◆ Source extract:

Considering Music, Money, Madness was made nearly half a century later, quite a few participants in Rainbow Bridge’s production were interviewed for the documentary. They include cast members, script supervisor Bambi Merryweather, Electric Lady engineer John Jansen, and photographer Brian Byrnes, who took pictures of the Maui shows. Since many documentaries try to glorify their subjects, it’s refreshing to hear some of the commentators admit the film wasn’t very good, or even disastrous. Asked for her assessment, Hendrix friend Colette Harron pulls no punches: “It was awful!”
Its greatest sin is that it negatively impacted people’s understanding of where Jimi was headed, and that’s unfortunate.
One notable absentee is the movie’s star actress, Pat Hartley, who along with some other cast can be seen grooving to the Experience on the Maui ranch. “We did inquire, but the interest just wasn’t there,” according to McDermott. “Obviously, Pat had been someone Chuck knew in the Warhol Factory days. I think she would have added something, but she just didn’t want to participate.” Naturally some of the other key players in the saga are no longer alive, including Hendrix and Jeffery (who died in a 1973 plane accident). Neither is Mitch Mitchell, but he’s represented by comments in an interview filmed before his 2008 death.
Chuck Wein also died in 2008, but he’s also represented by an archive interview, from an unexpected source. When he speaks on camera in Music, Money, Madness, “Chuck was really being interviewed as part of a surfing documentary, and yet the opportunity came up to explain the whole background and history of his involvement in Rainbow Bridge. It had never been used or broadcast, but I was aware of it. Chuck was allowed some time to detail his, shall we say, unique perspective”—one that, perhaps unsurprisingly, views the Rainbow Bridge project in a much more positive light than its numerous critics do.
“Nothing articulates Hendrix better than Hendrix, so you wish there were more of Jimi kind of giving you some sense of what he thought of this whole deal. But he died six, seven weeks later or so. There really wasn’t ever any commentary from him. So that was sorely missed. But we really felt like we got the voices we needed to be able to tell the story so that people could understand not only the problems of the production, but what happened after Jimi died and they actually tried to bring the film to market.”
Restoring the Footage and Sound
If you want to experience Hendrix’s Maui performances in a more complete and uninterrupted manner than you can in the Rainbow Bridge movie, the Blu-ray’s bonus footage serves as something of a pure concert film. “Something” is a key qualifier here, since unfortunately the cameras weren’t running all the time and missed a good deal of the show. Indeed, sometimes they weren’t running all the way through some songs, and still photographs fill in some of these gaps. How was this footage found, and could any more still be out there?
“Like all things with Jimi Hendrix, when the Hendrix family was able to win its litigation and take back control, we’ve had to kind of keep a big net out there for film, tapes, photographs, all kinds of things,” says McDermott. “Many of which were in the archive at one point during Jimi’s lifetime, or just shortly after his death, that all went astray. Then you also had other people that had various complaints or legal things where if you resolved it, you could get the materials back.

◆ Challenge 1: Output the portion of the Hendrix documentary passage that begins at the words "One notable absentee" and stops after the words "his 2008 death.", reproducing it word for word.

◆ Record set:
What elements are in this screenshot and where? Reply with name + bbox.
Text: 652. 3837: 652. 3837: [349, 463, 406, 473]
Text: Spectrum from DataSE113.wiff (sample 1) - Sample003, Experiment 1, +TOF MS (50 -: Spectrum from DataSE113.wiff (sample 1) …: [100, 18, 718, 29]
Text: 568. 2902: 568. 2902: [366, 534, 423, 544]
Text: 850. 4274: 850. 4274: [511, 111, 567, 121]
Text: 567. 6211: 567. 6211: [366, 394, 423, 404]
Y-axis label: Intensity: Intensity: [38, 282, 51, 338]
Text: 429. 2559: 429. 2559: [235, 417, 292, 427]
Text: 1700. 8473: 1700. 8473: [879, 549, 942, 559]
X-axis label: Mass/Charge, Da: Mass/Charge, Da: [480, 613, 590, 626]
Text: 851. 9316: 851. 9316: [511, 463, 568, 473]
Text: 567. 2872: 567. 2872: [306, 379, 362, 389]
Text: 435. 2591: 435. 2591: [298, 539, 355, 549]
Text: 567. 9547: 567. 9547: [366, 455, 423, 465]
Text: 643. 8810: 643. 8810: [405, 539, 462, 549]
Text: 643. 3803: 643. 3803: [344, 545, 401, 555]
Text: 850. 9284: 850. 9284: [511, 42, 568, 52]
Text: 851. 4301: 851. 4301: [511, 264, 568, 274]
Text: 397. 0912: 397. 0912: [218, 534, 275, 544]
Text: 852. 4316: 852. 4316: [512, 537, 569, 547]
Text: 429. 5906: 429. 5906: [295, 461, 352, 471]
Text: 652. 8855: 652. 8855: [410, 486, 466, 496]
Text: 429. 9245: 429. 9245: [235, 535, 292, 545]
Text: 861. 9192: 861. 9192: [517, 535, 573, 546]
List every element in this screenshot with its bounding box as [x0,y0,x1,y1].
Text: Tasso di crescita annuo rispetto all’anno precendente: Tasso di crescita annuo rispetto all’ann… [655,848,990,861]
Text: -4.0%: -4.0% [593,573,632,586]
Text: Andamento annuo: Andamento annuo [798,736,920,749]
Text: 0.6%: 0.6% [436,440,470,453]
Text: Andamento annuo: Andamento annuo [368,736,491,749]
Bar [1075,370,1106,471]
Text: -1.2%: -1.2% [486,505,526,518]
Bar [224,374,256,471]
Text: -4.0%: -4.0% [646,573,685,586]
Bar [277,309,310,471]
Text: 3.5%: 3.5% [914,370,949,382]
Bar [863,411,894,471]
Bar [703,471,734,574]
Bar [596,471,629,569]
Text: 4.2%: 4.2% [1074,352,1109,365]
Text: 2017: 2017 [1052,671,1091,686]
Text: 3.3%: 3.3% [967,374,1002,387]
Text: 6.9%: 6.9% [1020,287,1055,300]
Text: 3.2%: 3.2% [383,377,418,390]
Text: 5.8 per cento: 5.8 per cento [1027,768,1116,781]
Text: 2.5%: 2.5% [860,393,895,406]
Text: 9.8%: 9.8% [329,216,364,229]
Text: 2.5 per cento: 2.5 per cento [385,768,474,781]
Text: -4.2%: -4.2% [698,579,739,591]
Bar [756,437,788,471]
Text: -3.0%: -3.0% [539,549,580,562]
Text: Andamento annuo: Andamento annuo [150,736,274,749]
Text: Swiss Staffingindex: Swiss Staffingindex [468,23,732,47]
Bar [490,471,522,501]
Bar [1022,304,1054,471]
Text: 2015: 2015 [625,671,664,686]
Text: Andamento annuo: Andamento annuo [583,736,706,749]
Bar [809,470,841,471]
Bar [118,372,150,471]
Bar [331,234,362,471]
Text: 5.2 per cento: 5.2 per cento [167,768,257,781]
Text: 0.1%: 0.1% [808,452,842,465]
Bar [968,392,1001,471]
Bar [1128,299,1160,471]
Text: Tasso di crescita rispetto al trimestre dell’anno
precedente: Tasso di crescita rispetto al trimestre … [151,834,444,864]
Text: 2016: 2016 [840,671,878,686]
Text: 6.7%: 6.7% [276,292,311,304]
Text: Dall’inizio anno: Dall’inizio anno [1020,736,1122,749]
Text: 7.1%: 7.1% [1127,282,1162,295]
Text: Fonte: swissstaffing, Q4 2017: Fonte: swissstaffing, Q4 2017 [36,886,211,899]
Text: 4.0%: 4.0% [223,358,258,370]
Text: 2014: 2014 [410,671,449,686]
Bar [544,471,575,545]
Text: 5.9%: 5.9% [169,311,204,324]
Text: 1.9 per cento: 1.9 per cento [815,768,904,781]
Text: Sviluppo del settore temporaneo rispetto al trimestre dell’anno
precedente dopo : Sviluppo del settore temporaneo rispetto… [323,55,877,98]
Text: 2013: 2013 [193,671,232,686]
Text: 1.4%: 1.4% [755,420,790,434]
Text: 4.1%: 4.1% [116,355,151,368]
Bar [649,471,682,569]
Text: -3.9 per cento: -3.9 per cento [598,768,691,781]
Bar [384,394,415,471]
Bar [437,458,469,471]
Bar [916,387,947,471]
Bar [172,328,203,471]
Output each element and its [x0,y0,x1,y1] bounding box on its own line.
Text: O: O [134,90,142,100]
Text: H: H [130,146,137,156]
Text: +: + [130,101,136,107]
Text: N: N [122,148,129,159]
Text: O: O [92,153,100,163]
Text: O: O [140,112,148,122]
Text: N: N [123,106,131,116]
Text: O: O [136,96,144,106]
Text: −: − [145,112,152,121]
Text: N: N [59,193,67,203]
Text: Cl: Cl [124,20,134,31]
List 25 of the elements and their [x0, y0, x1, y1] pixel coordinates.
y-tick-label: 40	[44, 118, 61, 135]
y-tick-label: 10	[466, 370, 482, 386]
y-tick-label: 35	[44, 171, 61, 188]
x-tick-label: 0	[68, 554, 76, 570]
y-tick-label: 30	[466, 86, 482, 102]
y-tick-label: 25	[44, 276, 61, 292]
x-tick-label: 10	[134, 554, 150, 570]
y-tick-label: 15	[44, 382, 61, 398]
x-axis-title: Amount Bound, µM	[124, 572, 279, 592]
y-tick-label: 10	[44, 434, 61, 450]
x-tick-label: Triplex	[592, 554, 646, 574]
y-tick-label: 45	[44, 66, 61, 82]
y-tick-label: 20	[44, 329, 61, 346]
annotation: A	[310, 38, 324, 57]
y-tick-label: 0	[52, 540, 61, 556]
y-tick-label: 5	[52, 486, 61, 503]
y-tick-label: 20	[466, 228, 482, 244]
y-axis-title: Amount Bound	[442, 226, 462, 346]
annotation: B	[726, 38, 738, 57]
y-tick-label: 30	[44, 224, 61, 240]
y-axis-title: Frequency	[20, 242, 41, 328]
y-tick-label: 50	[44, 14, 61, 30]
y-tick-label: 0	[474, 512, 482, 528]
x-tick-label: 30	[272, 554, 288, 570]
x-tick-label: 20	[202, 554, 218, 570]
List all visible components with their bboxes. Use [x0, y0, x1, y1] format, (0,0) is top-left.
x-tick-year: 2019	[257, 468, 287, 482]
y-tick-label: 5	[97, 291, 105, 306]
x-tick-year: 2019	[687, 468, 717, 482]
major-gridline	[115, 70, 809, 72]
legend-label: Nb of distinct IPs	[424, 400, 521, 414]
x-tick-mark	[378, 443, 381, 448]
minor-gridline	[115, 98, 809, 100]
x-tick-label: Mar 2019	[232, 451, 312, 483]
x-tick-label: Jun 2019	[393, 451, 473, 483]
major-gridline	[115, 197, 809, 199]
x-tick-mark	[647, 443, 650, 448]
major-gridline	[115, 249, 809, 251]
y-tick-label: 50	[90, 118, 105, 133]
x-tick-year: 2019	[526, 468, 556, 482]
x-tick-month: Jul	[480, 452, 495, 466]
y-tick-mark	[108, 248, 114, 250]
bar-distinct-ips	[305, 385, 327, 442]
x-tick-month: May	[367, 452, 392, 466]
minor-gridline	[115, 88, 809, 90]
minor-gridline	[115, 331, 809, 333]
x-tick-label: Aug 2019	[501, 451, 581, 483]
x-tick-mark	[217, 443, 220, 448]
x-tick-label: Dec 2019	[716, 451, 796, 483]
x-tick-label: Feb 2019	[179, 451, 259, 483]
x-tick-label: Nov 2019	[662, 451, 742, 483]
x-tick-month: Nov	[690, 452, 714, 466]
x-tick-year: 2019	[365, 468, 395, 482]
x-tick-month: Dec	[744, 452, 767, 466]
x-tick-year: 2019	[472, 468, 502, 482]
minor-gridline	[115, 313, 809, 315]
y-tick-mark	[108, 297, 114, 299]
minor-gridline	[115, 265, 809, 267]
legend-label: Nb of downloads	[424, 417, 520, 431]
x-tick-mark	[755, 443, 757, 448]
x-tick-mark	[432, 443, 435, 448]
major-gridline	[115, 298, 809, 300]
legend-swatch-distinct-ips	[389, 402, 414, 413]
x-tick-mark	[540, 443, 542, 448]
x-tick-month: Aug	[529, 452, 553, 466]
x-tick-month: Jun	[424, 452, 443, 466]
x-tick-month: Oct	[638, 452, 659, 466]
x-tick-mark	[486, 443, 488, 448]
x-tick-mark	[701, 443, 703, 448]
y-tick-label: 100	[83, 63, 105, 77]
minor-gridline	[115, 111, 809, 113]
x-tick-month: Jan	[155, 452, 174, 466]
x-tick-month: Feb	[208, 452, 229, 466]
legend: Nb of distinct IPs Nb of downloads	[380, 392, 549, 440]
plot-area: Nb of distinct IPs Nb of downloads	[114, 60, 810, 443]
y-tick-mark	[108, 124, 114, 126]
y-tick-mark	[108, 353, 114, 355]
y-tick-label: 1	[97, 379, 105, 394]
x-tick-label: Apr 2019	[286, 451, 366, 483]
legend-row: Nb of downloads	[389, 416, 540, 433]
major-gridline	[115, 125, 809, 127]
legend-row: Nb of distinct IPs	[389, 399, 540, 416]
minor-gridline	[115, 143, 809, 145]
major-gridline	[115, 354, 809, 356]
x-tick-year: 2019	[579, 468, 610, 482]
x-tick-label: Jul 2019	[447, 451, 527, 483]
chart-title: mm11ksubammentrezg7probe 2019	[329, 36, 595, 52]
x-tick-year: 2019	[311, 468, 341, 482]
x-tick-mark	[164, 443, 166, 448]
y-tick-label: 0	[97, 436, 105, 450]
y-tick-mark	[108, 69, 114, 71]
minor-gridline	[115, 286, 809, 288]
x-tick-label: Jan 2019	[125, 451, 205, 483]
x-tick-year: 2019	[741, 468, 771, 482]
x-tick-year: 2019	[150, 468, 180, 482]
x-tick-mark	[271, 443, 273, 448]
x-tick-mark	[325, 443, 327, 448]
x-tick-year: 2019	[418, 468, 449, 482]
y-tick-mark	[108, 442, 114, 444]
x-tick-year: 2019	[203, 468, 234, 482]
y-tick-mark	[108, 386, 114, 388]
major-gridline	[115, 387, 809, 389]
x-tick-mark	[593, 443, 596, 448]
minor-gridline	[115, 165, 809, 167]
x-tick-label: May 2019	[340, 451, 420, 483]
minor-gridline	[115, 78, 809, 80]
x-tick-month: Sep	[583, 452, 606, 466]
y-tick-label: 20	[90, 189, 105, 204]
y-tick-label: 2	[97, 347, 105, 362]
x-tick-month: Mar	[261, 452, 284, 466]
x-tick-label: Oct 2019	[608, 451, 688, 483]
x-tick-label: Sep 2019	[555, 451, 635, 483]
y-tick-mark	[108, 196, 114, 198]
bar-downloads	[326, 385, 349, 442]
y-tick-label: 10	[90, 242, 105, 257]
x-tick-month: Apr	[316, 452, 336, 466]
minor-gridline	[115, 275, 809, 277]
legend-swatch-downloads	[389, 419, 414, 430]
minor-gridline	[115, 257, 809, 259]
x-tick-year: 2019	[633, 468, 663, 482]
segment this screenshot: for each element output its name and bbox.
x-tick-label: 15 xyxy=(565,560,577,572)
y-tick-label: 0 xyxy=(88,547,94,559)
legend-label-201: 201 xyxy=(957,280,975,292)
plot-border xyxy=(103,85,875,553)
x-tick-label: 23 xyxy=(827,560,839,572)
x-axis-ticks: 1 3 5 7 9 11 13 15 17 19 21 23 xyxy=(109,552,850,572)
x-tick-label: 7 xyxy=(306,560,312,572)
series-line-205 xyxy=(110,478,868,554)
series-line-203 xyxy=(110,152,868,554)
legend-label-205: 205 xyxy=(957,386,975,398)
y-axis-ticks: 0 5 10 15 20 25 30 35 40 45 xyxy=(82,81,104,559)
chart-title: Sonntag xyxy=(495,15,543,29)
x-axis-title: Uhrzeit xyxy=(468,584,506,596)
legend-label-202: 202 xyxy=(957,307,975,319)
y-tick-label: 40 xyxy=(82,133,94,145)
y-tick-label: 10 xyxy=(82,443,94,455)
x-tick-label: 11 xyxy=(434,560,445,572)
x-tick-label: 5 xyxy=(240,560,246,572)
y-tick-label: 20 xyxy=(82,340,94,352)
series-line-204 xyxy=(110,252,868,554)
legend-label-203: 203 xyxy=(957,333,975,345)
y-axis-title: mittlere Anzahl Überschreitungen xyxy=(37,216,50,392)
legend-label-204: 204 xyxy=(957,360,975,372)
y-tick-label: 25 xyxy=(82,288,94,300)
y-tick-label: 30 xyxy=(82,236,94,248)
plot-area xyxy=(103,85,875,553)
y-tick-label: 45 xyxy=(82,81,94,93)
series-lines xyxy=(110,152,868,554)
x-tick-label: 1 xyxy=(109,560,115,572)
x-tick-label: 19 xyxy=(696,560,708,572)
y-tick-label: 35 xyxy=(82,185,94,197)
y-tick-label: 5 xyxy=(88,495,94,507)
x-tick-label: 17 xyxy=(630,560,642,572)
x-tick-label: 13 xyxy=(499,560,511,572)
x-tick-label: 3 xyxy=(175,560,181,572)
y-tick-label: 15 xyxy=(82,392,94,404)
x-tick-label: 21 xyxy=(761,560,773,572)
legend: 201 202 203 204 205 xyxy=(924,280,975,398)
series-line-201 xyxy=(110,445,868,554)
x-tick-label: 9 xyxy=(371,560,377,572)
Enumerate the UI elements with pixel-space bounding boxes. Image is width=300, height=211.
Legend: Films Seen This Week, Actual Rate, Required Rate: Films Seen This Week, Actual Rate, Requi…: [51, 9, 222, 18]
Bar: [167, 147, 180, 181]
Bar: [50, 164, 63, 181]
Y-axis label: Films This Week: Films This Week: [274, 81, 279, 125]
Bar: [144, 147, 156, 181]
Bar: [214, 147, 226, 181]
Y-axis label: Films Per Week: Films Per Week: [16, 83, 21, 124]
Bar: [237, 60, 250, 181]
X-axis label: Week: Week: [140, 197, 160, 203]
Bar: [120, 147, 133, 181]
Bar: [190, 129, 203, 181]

◆ Challenge 2: Return the opening lines of the entries word for word, starting at the first line of the entries and stopping after the line that contains "Text: 567. 6211: 567.".

◆ Complete response 1:
One notable absentee is the movie’s star actress, Pat Hartley, who along with some other cast can be seen grooving to the Experience on the Maui ranch. “We did inquire, but the interest just wasn’t there,” according to McDermott. “Obviously, Pat had been someone Chuck knew in the Warhol Factory days. I think she would have added something, but she just didn’t want to participate.” Naturally some of the other key players in the saga are no longer alive, including Hendrix and Jeffery (who died in a 1973 plane accident). Neither is Mitch Mitchell, but he’s represented by comments in an interview filmed before his 2008 death.

◆ Complete response 2:
What elements are in this screenshot and where? Reply with name + bbox.
Text: 652. 3837: 652. 3837: [349, 463, 406, 473]
Text: Spectrum from DataSE113.wiff (sample 1) - Sample003, Experiment 1, +TOF MS (50 -: Spectrum from DataSE113.wiff (sample 1) …: [100, 18, 718, 29]
Text: 568. 2902: 568. 2902: [366, 534, 423, 544]
Text: 850. 4274: 850. 4274: [511, 111, 567, 121]
Text: 567. 6211: 567. 6211: [366, 394, 423, 404]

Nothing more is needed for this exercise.